- _Письменное задание 1_: Процитируйте без изменений строки листинга. Начните с первой строки листинга и остановитесь после строки, в которой есть "79, 520, 105]".

- _Выбранный фрагмент_:
▼▼▼

А. Веттлауфер справедливо, на мой взгляд, связывает происхождение монтажа с импрессионизмом в живописи[211]. Импрессионистская картина должна была «собираться» в сознании зрителя из отдельных мазков или точек. Подобно этому, и монтажный образ должен был производить впечатление не только разъятия мира на элементы, но и его новой сборки, — но уже не как статическое, а как динамическое, заведомо не-цельное единство. На материале литературы подобный эффект наиболее точно проанализировал М. Л. Гаспаров в своем исследовании «Поэмы воздуха» (1927) Марины Цветаевой. Выводы ученого могут быть mutatis mutandis экстраполированы на довольно большое количество произведений, созданных в 1920-е годы. Гаспаров связывал эту методику с кубизмом, но, на мой взгляд, она в неменьшей степени напоминает коллажи в визуальном искусстве и монтаж в кинематографе:

Разорванность; отрывистость; восклицательно-вопросительное оформление обрывков; перекомпоновка обрывков в параллельные группы, связанные ближними и дальними перекличками; использование двусмысленностей для создания добавочных планов значения; использование неназванностей, подсказываемых структурой контекста и фоном подтекста, — таковы основные приемы, которыми построена «Поэма воздуха». Отчасти это напоминает (не совсем ожиданно) технику раннего аналитического кубизма в живописи, когда объект разымался на элементы, которые перегруппировывались и обрастали сложной сетью орнаментальных отголосков. Для Цветаевой это не только техника, но и принцип: ее этапы перестройки объективного мира в художественный мир или «мира, как он есть» в «мир, каким он должен быть… по [Божьему?] замыслу» — это (1) разъятие мира на элементы, (2) уравнивание этих элементов, (3) выстраивание их в новую иерархию[212].

▲▲▲

- _Исходный листинг_:
▼▼▼

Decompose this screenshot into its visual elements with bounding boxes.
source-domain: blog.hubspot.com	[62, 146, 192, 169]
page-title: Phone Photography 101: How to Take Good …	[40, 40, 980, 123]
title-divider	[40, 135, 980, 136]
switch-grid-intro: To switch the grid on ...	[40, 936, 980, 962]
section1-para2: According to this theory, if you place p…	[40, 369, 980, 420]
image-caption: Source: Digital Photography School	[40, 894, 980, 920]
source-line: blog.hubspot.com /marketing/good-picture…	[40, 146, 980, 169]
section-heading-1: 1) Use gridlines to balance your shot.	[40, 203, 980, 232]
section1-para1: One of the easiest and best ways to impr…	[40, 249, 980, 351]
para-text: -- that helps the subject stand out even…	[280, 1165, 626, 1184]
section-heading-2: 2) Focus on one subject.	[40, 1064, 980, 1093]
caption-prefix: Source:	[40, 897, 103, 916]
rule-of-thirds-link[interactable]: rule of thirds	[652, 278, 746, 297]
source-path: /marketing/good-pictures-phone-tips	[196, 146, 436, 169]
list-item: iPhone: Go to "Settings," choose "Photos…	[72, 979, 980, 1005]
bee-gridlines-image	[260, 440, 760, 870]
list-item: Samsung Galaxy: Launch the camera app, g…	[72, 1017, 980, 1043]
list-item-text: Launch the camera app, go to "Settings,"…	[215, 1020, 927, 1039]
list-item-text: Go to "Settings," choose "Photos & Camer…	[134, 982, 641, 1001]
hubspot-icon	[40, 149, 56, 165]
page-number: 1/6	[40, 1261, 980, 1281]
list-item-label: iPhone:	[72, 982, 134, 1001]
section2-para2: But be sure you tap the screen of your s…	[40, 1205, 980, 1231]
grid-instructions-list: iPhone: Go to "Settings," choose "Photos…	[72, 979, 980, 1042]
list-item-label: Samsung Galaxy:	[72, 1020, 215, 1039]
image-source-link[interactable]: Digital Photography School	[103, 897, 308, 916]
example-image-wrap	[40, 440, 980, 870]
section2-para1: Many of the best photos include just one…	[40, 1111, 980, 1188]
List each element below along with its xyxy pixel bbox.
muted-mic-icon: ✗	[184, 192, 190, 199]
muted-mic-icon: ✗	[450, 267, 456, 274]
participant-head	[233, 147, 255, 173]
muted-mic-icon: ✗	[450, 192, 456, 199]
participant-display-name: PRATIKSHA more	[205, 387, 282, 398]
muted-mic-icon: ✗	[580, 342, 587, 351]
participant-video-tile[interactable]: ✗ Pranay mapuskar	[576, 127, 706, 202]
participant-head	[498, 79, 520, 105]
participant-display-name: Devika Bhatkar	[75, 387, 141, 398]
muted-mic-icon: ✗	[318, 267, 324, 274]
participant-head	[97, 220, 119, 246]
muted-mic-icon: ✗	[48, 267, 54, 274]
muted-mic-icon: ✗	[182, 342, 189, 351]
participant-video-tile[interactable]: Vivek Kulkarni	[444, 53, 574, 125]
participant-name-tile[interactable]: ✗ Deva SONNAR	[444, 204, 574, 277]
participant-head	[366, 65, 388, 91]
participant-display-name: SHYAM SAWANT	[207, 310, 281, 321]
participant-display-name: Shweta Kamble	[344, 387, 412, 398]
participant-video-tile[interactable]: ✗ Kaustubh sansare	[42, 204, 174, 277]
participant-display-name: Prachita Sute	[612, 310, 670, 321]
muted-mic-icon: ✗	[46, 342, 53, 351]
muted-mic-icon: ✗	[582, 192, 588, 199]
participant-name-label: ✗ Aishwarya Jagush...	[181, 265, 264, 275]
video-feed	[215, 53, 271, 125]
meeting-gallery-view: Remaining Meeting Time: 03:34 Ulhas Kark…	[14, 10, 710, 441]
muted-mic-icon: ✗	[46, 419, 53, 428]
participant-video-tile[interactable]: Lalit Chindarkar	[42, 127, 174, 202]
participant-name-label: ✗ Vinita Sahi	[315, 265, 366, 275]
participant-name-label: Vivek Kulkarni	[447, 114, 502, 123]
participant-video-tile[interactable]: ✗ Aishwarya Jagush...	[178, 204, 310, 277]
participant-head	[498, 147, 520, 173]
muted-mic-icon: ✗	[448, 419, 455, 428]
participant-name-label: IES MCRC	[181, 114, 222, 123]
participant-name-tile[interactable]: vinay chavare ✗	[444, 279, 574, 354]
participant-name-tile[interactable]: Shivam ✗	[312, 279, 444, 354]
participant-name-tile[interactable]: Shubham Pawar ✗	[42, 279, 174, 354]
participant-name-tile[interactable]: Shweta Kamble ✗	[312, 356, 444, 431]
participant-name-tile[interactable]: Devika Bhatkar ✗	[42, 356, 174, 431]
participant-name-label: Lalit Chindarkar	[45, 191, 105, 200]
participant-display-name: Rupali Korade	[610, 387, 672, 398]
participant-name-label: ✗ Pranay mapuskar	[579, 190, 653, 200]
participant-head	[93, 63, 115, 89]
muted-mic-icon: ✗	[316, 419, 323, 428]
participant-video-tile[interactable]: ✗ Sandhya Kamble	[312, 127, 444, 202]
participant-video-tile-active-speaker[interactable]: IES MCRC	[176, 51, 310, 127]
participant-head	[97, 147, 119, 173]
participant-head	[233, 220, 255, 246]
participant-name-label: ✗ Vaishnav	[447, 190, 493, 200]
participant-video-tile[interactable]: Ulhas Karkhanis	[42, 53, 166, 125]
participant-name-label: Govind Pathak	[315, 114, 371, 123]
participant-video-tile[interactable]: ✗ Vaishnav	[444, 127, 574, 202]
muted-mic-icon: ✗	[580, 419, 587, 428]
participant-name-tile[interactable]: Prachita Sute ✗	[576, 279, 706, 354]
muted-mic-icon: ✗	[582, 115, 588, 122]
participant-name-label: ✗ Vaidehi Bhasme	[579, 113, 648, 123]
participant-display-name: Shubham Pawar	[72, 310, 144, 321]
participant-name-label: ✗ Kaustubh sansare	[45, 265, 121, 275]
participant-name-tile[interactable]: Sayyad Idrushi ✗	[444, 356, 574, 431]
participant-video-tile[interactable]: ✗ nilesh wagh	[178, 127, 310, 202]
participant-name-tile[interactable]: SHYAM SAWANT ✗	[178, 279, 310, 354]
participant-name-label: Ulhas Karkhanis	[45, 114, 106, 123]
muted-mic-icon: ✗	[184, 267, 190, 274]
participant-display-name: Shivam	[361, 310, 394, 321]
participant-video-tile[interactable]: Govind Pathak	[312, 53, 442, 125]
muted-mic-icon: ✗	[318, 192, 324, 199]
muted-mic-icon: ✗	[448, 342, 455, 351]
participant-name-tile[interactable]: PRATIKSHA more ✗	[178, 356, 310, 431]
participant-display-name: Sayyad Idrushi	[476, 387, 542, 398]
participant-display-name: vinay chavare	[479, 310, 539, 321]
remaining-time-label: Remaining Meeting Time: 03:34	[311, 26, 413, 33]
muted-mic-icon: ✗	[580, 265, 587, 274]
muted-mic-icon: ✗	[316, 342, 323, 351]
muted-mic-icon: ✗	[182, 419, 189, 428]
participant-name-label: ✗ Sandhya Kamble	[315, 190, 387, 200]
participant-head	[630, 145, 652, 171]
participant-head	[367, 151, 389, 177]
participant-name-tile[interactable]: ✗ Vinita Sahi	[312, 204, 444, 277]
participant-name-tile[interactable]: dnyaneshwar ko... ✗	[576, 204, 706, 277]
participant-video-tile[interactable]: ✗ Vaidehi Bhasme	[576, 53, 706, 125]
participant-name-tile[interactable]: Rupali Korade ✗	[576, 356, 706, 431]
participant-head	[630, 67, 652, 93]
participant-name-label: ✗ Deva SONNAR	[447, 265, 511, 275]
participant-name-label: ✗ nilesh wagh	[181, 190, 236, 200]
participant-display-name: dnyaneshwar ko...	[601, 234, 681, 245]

▲▲▲

- _Письменное задание 2_: Перескажите короче, в виде списка, абзац фрагмента, который начинается словами «Разорванность; отрывистость», и сохраните его основные факты.

- _Готовый ответ 1_:
Decompose this screenshot into its visual elements with bounding boxes.
source-domain: blog.hubspot.com	[62, 146, 192, 169]
page-title: Phone Photography 101: How to Take Good …	[40, 40, 980, 123]
title-divider	[40, 135, 980, 136]
switch-grid-intro: To switch the grid on ...	[40, 936, 980, 962]
section1-para2: According to this theory, if you place p…	[40, 369, 980, 420]
image-caption: Source: Digital Photography School	[40, 894, 980, 920]
source-line: blog.hubspot.com /marketing/good-picture…	[40, 146, 980, 169]
section-heading-1: 1) Use gridlines to balance your shot.	[40, 203, 980, 232]
section1-para1: One of the easiest and best ways to impr…	[40, 249, 980, 351]
para-text: -- that helps the subject stand out even…	[280, 1165, 626, 1184]
section-heading-2: 2) Focus on one subject.	[40, 1064, 980, 1093]
caption-prefix: Source:	[40, 897, 103, 916]
rule-of-thirds-link[interactable]: rule of thirds	[652, 278, 746, 297]
source-path: /marketing/good-pictures-phone-tips	[196, 146, 436, 169]
list-item: iPhone: Go to "Settings," choose "Photos…	[72, 979, 980, 1005]
bee-gridlines-image	[260, 440, 760, 870]
list-item: Samsung Galaxy: Launch the camera app, g…	[72, 1017, 980, 1043]
list-item-text: Launch the camera app, go to "Settings,"…	[215, 1020, 927, 1039]
list-item-text: Go to "Settings," choose "Photos & Camer…	[134, 982, 641, 1001]
hubspot-icon	[40, 149, 56, 165]
page-number: 1/6	[40, 1261, 980, 1281]
list-item-label: iPhone:	[72, 982, 134, 1001]
section2-para2: But be sure you tap the screen of your s…	[40, 1205, 980, 1231]
grid-instructions-list: iPhone: Go to "Settings," choose "Photos…	[72, 979, 980, 1042]
list-item-label: Samsung Galaxy:	[72, 1020, 215, 1039]
image-source-link[interactable]: Digital Photography School	[103, 897, 308, 916]
example-image-wrap	[40, 440, 980, 870]
section2-para1: Many of the best photos include just one…	[40, 1111, 980, 1188]
List each element below along with its xyxy pixel bbox.
muted-mic-icon: ✗	[184, 192, 190, 199]
muted-mic-icon: ✗	[450, 267, 456, 274]
participant-head	[233, 147, 255, 173]
muted-mic-icon: ✗	[450, 192, 456, 199]
participant-display-name: PRATIKSHA more	[205, 387, 282, 398]
muted-mic-icon: ✗	[580, 342, 587, 351]
participant-video-tile[interactable]: ✗ Pranay mapuskar	[576, 127, 706, 202]
participant-head	[498, 79, 520, 105]

- _Готовый ответ 2_:
- Основные приемы «Поэмы воздуха»:
  - разорванность и отрывистость;
  - восклицательно-вопросительное оформление обрывков;
  - перекомпоновка обрывков в параллельные группы, связанные ближними и дальними перекличками;
  - двусмысленности, создающие добавочные планы значения;
  - неназванности, подсказанные структурой контекста и фоном подтекста.
- Это отчасти напоминает технику раннего аналитического кубизма в живописи. Там объект разымался на элементы, которые перегруппировывались и обрастали сложной сетью орнаментальных отголосков.
- Для Цветаевой это не только техника, но и принцип. Перестройка «мира, как он есть» в художественный мир идет в три этапа:
  1. разъятие мира на элементы;
  2. уравнивание этих элементов;
  3. выстраивание их в новую иерархию.